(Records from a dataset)
□ □ □ □ □
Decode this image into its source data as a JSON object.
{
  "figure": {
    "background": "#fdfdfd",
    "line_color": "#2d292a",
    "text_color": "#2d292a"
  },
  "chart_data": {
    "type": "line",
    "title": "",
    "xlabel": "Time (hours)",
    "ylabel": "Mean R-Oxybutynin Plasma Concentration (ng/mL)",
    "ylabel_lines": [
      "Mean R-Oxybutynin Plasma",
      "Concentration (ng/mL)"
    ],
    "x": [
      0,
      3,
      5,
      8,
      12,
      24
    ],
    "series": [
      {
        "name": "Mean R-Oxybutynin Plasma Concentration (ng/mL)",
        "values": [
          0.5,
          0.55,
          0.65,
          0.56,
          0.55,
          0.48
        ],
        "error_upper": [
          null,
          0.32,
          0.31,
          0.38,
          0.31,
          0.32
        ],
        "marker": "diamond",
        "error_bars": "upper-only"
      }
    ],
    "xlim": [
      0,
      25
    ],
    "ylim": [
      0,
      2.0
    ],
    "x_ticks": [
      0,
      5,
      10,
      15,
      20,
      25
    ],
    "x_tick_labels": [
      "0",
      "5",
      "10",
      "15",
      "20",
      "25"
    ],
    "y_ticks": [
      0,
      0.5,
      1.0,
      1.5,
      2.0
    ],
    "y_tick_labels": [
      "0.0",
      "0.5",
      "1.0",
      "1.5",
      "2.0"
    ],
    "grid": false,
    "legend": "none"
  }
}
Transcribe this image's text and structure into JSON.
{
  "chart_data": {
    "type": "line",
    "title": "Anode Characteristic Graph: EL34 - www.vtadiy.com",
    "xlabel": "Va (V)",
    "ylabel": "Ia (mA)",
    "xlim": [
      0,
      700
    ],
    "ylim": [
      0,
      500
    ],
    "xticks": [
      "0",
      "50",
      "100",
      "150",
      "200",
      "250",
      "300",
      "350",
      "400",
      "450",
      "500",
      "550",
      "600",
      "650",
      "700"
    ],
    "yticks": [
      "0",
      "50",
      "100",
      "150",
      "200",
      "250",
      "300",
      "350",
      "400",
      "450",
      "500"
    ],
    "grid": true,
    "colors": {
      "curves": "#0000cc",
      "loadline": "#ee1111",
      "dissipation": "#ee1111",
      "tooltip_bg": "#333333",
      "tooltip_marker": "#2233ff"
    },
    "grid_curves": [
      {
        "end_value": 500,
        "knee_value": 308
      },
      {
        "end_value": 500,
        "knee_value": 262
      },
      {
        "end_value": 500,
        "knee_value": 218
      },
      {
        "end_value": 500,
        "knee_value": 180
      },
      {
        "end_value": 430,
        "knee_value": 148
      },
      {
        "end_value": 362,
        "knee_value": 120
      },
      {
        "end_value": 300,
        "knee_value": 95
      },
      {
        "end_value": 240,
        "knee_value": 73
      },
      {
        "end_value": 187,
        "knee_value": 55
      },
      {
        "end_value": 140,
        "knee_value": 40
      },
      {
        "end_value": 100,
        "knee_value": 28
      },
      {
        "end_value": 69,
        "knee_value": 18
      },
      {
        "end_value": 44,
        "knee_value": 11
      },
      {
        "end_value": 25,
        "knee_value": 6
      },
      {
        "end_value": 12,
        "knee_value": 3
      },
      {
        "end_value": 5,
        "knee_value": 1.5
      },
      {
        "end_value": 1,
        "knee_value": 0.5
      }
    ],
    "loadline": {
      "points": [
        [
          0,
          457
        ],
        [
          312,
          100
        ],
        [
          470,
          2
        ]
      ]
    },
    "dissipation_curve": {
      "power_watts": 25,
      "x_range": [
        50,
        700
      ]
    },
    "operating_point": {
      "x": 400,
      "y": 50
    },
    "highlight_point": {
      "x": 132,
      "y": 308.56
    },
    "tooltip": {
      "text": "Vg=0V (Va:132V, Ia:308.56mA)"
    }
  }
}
□ □ □ □ □
▶ **WHAT NEEDS TO BE DONE**
Every line of the data above should be reproduced word for word.

▶ **EXERCISE SOLUTION**
Decode this image into its source data as a JSON object.
{
  "figure": {
    "background": "#fdfdfd",
    "line_color": "#2d292a",
    "text_color": "#2d292a"
  },
  "chart_data": {
    "type": "line",
    "title": "",
    "xlabel": "Time (hours)",
    "ylabel": "Mean R-Oxybutynin Plasma Concentration (ng/mL)",
    "ylabel_lines": [
      "Mean R-Oxybutynin Plasma",
      "Concentration (ng/mL)"
    ],
    "x": [
      0,
      3,
      5,
      8,
      12,
      24
    ],
    "series": [
      {
        "name": "Mean R-Oxybutynin Plasma Concentration (ng/mL)",
        "values": [
          0.5,
          0.55,
          0.65,
          0.56,
          0.55,
          0.48
        ],
        "error_upper": [
          null,
          0.32,
          0.31,
          0.38,
          0.31,
          0.32
        ],
        "marker": "diamond",
        "error_bars": "upper-only"
      }
    ],
    "xlim": [
      0,
      25
    ],
    "ylim": [
      0,
      2.0
    ],
    "x_ticks": [
      0,
      5,
      10,
      15,
      20,
      25
    ],
    "x_tick_labels": [
      "0",
      "5",
      "10",
      "15",
      "20",
      "25"
    ],
    "y_ticks": [
      0,
      0.5,
      1.0,
      1.5,
      2.0
    ],
    "y_tick_labels": [
      "0.0",
      "0.5",
      "1.0",
      "1.5",
      "2.0"
    ],
    "grid": false,
    "legend": "none"
  }
}
Transcribe this image's text and structure into JSON.
{
  "chart_data": {
    "type": "line",
    "title": "Anode Characteristic Graph: EL34 - www.vtadiy.com",
    "xlabel": "Va (V)",
    "ylabel": "Ia (mA)",
    "xlim": [
      0,
      700
    ],
    "ylim": [
      0,
      500
    ],
    "xticks": [
      "0",
      "50",
      "100",
      "150",
      "200",
      "250",
      "300",
      "350",
      "400",
      "450",
      "500",
      "550",
      "600",
      "650",
      "700"
    ],
    "yticks": [
      "0",
      "50",
      "100",
      "150",
      "200",
      "250",
      "300",
      "350",
      "400",
      "450",
      "500"
    ],
    "grid": true,
    "colors": {
      "curves": "#0000cc",
      "loadline": "#ee1111",
      "dissipation": "#ee1111",
      "tooltip_bg": "#333333",
      "tooltip_marker": "#2233ff"
    },
    "grid_curves": [
      {
        "end_value": 500,
        "knee_value": 308
      },
      {
        "end_value": 500,
        "knee_value": 262
      },
      {
        "end_value": 500,
        "knee_value": 218
      },
      {
        "end_value": 500,
        "knee_value": 180
      },
      {
        "end_value": 430,
        "knee_value": 148
      },
      {
        "end_value": 362,
        "knee_value": 120
      },
      {
        "end_value": 300,
        "knee_value": 95
      },
      {
        "end_value": 240,
        "knee_value": 73
      },
      {
        "end_value": 187,
        "knee_value": 55
      },
      {
        "end_value": 140,
        "knee_value": 40
      },
      {
        "end_value": 100,
        "knee_value": 28
      },
      {
        "end_value": 69,
        "knee_value": 18
      },
      {
        "end_value": 44,
        "knee_value": 11
      },
      {
        "end_value": 25,
        "knee_value": 6
      },
      {
        "end_value": 12,
        "knee_value": 3
      },
      {
        "end_value": 5,
        "knee_value": 1.5
      },
      {
        "end_value": 1,
        "knee_value": 0.5
      }
    ],
    "loadline": {
      "points": [
        [
          0,
          457
        ],
        [
          312,
          100
        ],
        [
          470,
          2
        ]
      ]
    },
    "dissipation_curve": {
      "power_watts": 25,
      "x_range": [
        50,
        700
      ]
    },
    "operating_point": {
      "x": 400,
      "y": 50
    },
    "highlight_point": {
      "x": 132,
      "y": 308.56
    },
    "tooltip": {
      "text": "Vg=0V (Va:132V, Ia:308.56mA)"
    }
  }
}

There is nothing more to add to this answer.